• **Task details**
The records should be repeated word for word, pictures excluded.

Rows from a figure dataset
------------------------------------
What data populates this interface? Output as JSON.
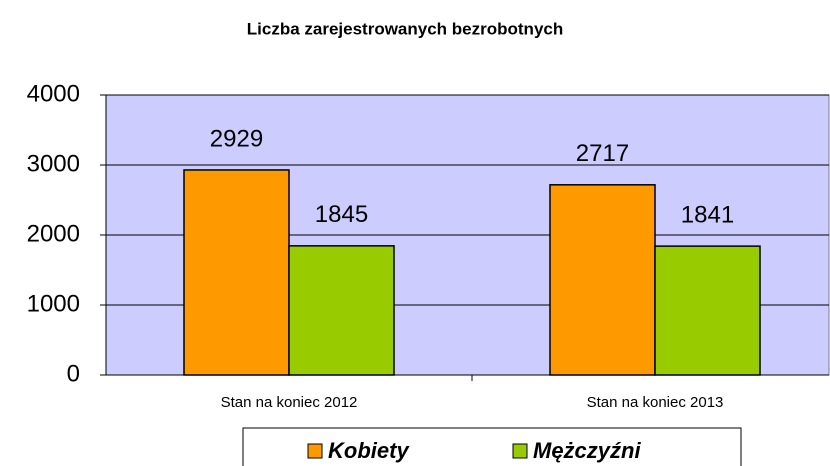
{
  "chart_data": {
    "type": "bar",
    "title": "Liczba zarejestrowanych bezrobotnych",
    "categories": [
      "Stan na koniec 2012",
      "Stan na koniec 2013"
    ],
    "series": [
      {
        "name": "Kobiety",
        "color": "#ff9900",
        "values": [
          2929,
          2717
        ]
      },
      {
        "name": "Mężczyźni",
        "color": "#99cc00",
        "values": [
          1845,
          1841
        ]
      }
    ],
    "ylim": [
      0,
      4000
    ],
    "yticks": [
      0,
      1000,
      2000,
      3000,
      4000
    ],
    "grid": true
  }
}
------------------------------------
• **Written solution**
What data populates this interface? Output as JSON.
{
  "chart_data": {
    "type": "bar",
    "title": "Liczba zarejestrowanych bezrobotnych",
    "categories": [
      "Stan na koniec 2012",
      "Stan na koniec 2013"
    ],
    "series": [
      {
        "name": "Kobiety",
        "color": "#ff9900",
        "values": [
          2929,
          2717
        ]
      },
      {
        "name": "Mężczyźni",
        "color": "#99cc00",
        "values": [
          1845,
          1841
        ]
      }
    ],
    "ylim": [
      0,
      4000
    ],
    "yticks": [
      0,
      1000,
      2000,
      3000,
      4000
    ],
    "grid": true
  }
}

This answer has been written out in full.